Exactly repeat the material, dropping every picture from the copy.

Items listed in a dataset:
------
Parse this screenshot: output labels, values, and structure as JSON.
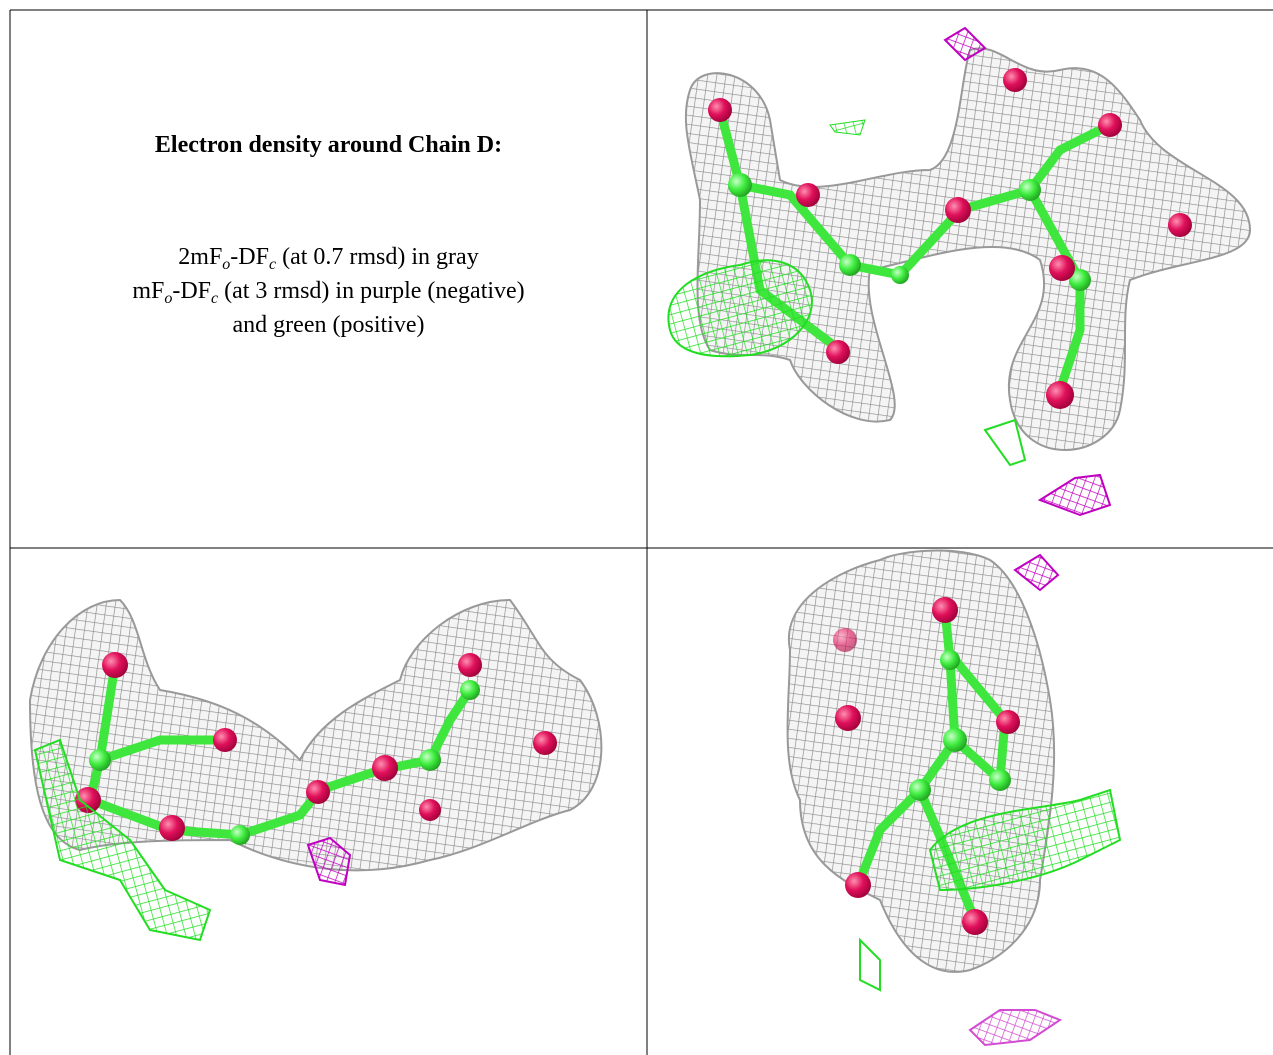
{
  "caption": {
    "title": "Electron density around Chain D:",
    "lines": [
      {
        "parts": [
          {
            "text": "2mF"
          },
          {
            "sub": "o"
          },
          {
            "text": "-DF"
          },
          {
            "sub": "c"
          },
          {
            "text": " (at 0.7 rmsd) in gray"
          }
        ]
      },
      {
        "parts": [
          {
            "text": "mF"
          },
          {
            "sub": "o"
          },
          {
            "text": "-DF"
          },
          {
            "sub": "c"
          },
          {
            "text": " (at 3 rmsd) in purple (negative)"
          }
        ]
      },
      {
        "parts": [
          {
            "text": "and green (positive)"
          }
        ]
      }
    ]
  }
}
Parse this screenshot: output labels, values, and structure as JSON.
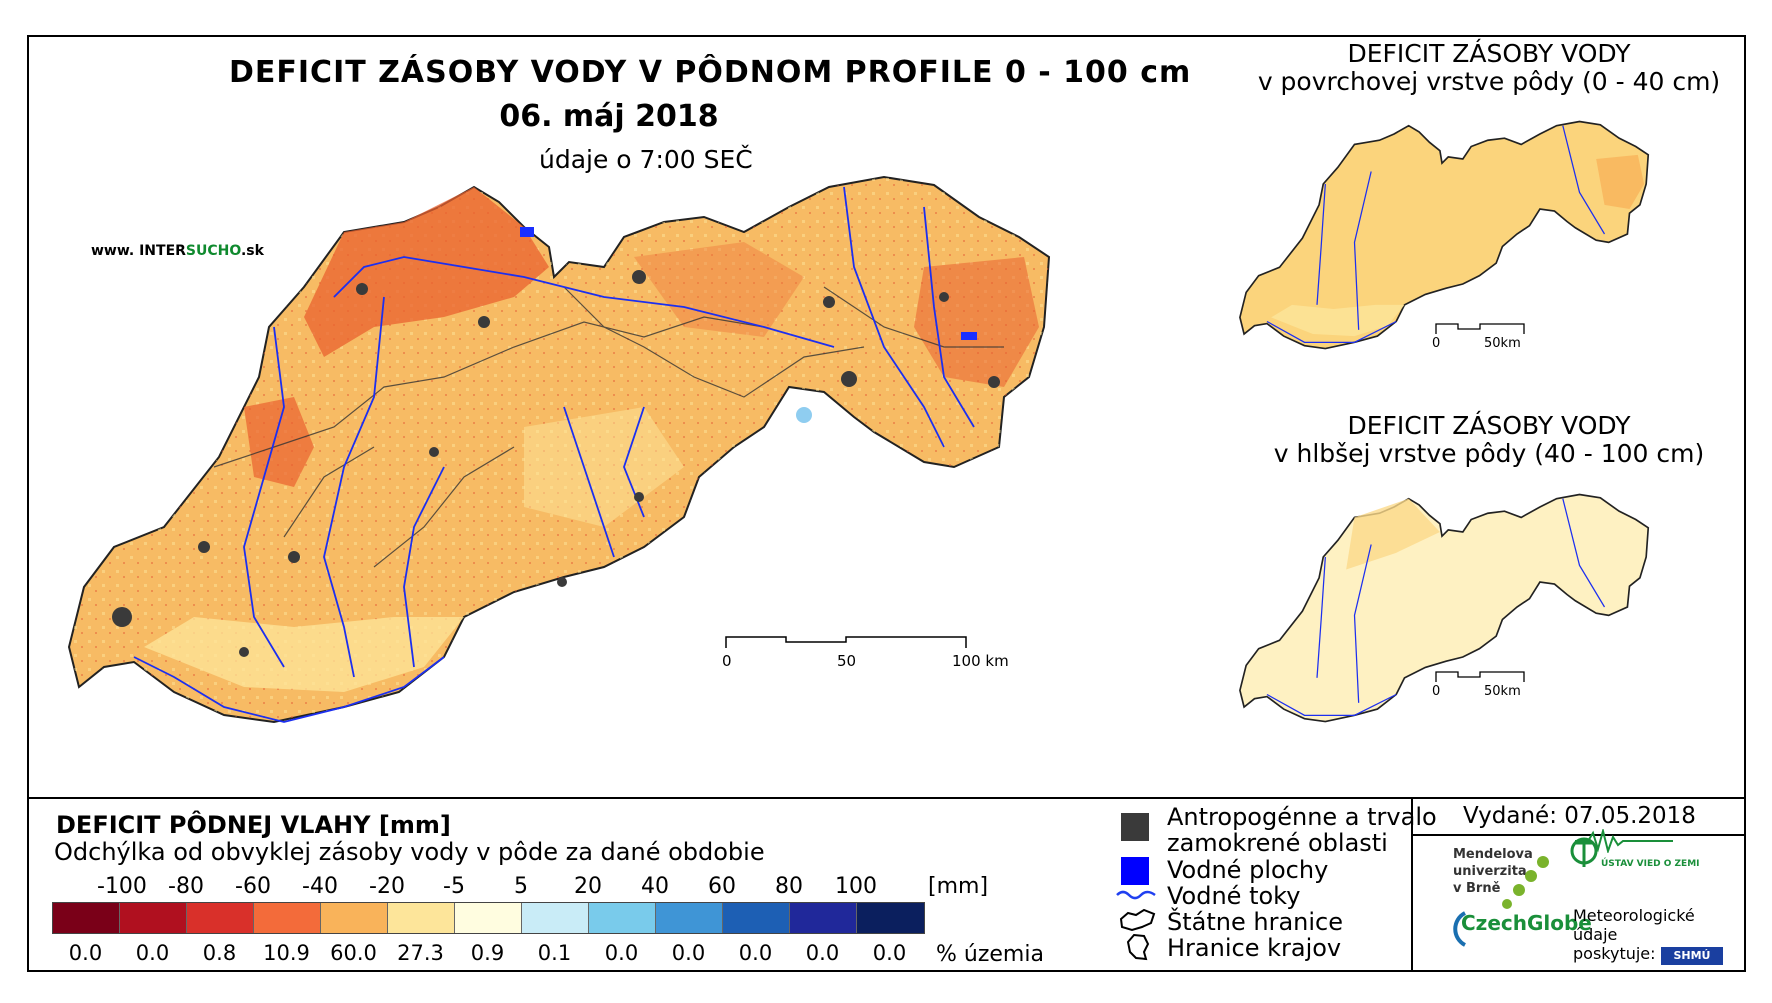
{
  "main_map": {
    "title": "DEFICIT ZÁSOBY VODY V PÔDNOM PROFILE 0 - 100 cm",
    "date": "06. máj 2018",
    "time": "údaje o 7:00 SEČ",
    "source_url_prefix": "www. INTER",
    "source_url_accent": "SUCHO",
    "source_url_suffix": ".sk",
    "scalebar": [
      "0",
      "50",
      "100 km"
    ]
  },
  "inset_top": {
    "title_line1": "DEFICIT ZÁSOBY VODY",
    "title_line2": "v povrchovej vrstve pôdy (0 - 40 cm)",
    "scalebar": [
      "0",
      "50km"
    ]
  },
  "inset_bottom": {
    "title_line1": "DEFICIT ZÁSOBY VODY",
    "title_line2": "v hlbšej vrstve pôdy (40 - 100 cm)",
    "scalebar": [
      "0",
      "50km"
    ]
  },
  "legend": {
    "title": "DEFICIT PÔDNEJ VLAHY [mm]",
    "subtitle": "Odchýlka od obvyklej zásoby vody v pôde za dané obdobie",
    "thresholds": [
      "-100",
      "-80",
      "-60",
      "-40",
      "-20",
      "-5",
      "5",
      "20",
      "40",
      "60",
      "80",
      "100"
    ],
    "unit": "[mm]",
    "class_colors": [
      "#7a0018",
      "#b0101f",
      "#d9302a",
      "#f36b3a",
      "#f9b35a",
      "#fde59a",
      "#fffde0",
      "#c9ecf7",
      "#79cbeb",
      "#3f95d6",
      "#1d5fb4",
      "#20289a",
      "#0b1f5e"
    ],
    "percentages": [
      "0.0",
      "0.0",
      "0.8",
      "10.9",
      "60.0",
      "27.3",
      "0.9",
      "0.1",
      "0.0",
      "0.0",
      "0.0",
      "0.0",
      "0.0"
    ],
    "percent_label": "% územia"
  },
  "symbols": {
    "anthropogenic_line1": "Antropogénne a trvalo",
    "anthropogenic_line2": "zamokrené oblasti",
    "water_bodies": "Vodné plochy",
    "rivers": "Vodné toky",
    "state_border": "Štátne hranice",
    "region_border": "Hranice krajov",
    "colors": {
      "anthropogenic": "#3a3a3a",
      "water": "#0000ff",
      "river": "#1f3ff0"
    }
  },
  "issued": "Vydané: 07.05.2018",
  "credits": {
    "mendel_line1": "Mendelova",
    "mendel_line2": "univerzita",
    "mendel_line3": "v Brně",
    "czechglobe": "CzechGlobe",
    "institute": "ÚSTAV VIED O ZEMI",
    "meteo_line1": "Meteorologické",
    "meteo_line2": "údaje",
    "meteo_line3": "poskytuje:",
    "shmu": "SHMÚ"
  }
}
------
# Response
Parse this screenshot: output labels, values, and structure as JSON.
{
  "caption": {
    "title": "Electron density around Chain D:",
    "lines": [
      {
        "parts": [
          {
            "text": "2mF"
          },
          {
            "sub": "o"
          },
          {
            "text": "-DF"
          },
          {
            "sub": "c"
          },
          {
            "text": " (at 0.7 rmsd) in gray"
          }
        ]
      },
      {
        "parts": [
          {
            "text": "mF"
          },
          {
            "sub": "o"
          },
          {
            "text": "-DF"
          },
          {
            "sub": "c"
          },
          {
            "text": " (at 3 rmsd) in purple (negative)"
          }
        ]
      },
      {
        "parts": [
          {
            "text": "and green (positive)"
          }
        ]
      }
    ]
  }
}
Parse this screenshot: output labels, values, and structure as JSON.
{
  "main_map": {
    "title": "DEFICIT ZÁSOBY VODY V PÔDNOM PROFILE 0 - 100 cm",
    "date": "06. máj 2018",
    "time": "údaje o 7:00 SEČ",
    "source_url_prefix": "www. INTER",
    "source_url_accent": "SUCHO",
    "source_url_suffix": ".sk",
    "scalebar": [
      "0",
      "50",
      "100 km"
    ]
  },
  "inset_top": {
    "title_line1": "DEFICIT ZÁSOBY VODY",
    "title_line2": "v povrchovej vrstve pôdy (0 - 40 cm)",
    "scalebar": [
      "0",
      "50km"
    ]
  },
  "inset_bottom": {
    "title_line1": "DEFICIT ZÁSOBY VODY",
    "title_line2": "v hlbšej vrstve pôdy (40 - 100 cm)",
    "scalebar": [
      "0",
      "50km"
    ]
  },
  "legend": {
    "title": "DEFICIT PÔDNEJ VLAHY [mm]",
    "subtitle": "Odchýlka od obvyklej zásoby vody v pôde za dané obdobie",
    "thresholds": [
      "-100",
      "-80",
      "-60",
      "-40",
      "-20",
      "-5",
      "5",
      "20",
      "40",
      "60",
      "80",
      "100"
    ],
    "unit": "[mm]",
    "class_colors": [
      "#7a0018",
      "#b0101f",
      "#d9302a",
      "#f36b3a",
      "#f9b35a",
      "#fde59a",
      "#fffde0",
      "#c9ecf7",
      "#79cbeb",
      "#3f95d6",
      "#1d5fb4",
      "#20289a",
      "#0b1f5e"
    ],
    "percentages": [
      "0.0",
      "0.0",
      "0.8",
      "10.9",
      "60.0",
      "27.3",
      "0.9",
      "0.1",
      "0.0",
      "0.0",
      "0.0",
      "0.0",
      "0.0"
    ],
    "percent_label": "% územia"
  },
  "symbols": {
    "anthropogenic_line1": "Antropogénne a trvalo",
    "anthropogenic_line2": "zamokrené oblasti",
    "water_bodies": "Vodné plochy",
    "rivers": "Vodné toky",
    "state_border": "Štátne hranice",
    "region_border": "Hranice krajov",
    "colors": {
      "anthropogenic": "#3a3a3a",
      "water": "#0000ff",
      "river": "#1f3ff0"
    }
  },
  "issued": "Vydané: 07.05.2018",
  "credits": {
    "mendel_line1": "Mendelova",
    "mendel_line2": "univerzita",
    "mendel_line3": "v Brně",
    "czechglobe": "CzechGlobe",
    "institute": "ÚSTAV VIED O ZEMI",
    "meteo_line1": "Meteorologické",
    "meteo_line2": "údaje",
    "meteo_line3": "poskytuje:",
    "shmu": "SHMÚ"
  }
}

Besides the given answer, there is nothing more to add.